Task instructions:
Reproduce the data verbatim, from the first line of the data up to and including the line containing "axelar-logo-icon xyxy=(151,27,168,44)", and nothing beyond it.

Stored data:

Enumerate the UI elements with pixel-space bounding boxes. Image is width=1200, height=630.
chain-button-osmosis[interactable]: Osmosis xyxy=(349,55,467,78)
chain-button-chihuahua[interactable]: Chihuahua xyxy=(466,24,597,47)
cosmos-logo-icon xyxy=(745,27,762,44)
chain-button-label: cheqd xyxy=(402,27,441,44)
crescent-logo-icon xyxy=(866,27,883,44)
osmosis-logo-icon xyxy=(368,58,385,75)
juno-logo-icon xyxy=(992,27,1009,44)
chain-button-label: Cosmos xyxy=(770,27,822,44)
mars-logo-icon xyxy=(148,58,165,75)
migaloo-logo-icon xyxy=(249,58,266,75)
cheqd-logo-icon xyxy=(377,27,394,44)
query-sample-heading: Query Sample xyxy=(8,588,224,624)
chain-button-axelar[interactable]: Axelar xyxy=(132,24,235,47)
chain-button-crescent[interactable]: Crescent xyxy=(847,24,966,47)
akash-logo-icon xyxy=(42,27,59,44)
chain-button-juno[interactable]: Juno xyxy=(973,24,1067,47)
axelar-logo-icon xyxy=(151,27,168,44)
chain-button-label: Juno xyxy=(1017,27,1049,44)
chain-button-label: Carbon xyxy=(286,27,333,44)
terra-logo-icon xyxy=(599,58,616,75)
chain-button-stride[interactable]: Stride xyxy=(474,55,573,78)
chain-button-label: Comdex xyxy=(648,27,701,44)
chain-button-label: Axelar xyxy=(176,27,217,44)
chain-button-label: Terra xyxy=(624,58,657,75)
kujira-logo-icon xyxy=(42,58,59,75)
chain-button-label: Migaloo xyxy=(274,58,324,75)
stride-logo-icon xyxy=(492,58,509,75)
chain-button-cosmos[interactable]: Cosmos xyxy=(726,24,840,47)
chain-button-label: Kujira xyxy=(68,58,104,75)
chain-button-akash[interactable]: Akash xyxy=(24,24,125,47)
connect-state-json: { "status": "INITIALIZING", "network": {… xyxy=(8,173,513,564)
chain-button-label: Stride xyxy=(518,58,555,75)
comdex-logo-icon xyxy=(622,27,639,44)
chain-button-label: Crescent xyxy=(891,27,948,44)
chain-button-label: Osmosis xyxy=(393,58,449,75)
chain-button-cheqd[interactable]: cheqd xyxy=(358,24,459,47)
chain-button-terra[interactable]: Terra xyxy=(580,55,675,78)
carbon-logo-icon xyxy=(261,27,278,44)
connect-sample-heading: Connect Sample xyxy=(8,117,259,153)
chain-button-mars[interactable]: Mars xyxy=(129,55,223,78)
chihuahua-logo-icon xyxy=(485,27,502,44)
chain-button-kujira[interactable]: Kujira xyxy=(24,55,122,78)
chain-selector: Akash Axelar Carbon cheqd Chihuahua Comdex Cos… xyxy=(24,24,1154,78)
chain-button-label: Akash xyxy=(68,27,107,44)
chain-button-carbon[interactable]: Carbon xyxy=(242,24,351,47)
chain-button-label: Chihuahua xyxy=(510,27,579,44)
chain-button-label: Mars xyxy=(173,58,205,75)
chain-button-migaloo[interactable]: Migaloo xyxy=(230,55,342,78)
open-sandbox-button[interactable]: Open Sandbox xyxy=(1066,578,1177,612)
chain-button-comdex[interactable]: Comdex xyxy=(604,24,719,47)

Expected answer:
Enumerate the UI elements with pixel-space bounding boxes. Image is width=1200, height=630.
chain-button-osmosis[interactable]: Osmosis xyxy=(349,55,467,78)
chain-button-chihuahua[interactable]: Chihuahua xyxy=(466,24,597,47)
cosmos-logo-icon xyxy=(745,27,762,44)
chain-button-label: cheqd xyxy=(402,27,441,44)
crescent-logo-icon xyxy=(866,27,883,44)
osmosis-logo-icon xyxy=(368,58,385,75)
juno-logo-icon xyxy=(992,27,1009,44)
chain-button-label: Cosmos xyxy=(770,27,822,44)
mars-logo-icon xyxy=(148,58,165,75)
migaloo-logo-icon xyxy=(249,58,266,75)
cheqd-logo-icon xyxy=(377,27,394,44)
query-sample-heading: Query Sample xyxy=(8,588,224,624)
chain-button-axelar[interactable]: Axelar xyxy=(132,24,235,47)
chain-button-crescent[interactable]: Crescent xyxy=(847,24,966,47)
akash-logo-icon xyxy=(42,27,59,44)
chain-button-juno[interactable]: Juno xyxy=(973,24,1067,47)
axelar-logo-icon xyxy=(151,27,168,44)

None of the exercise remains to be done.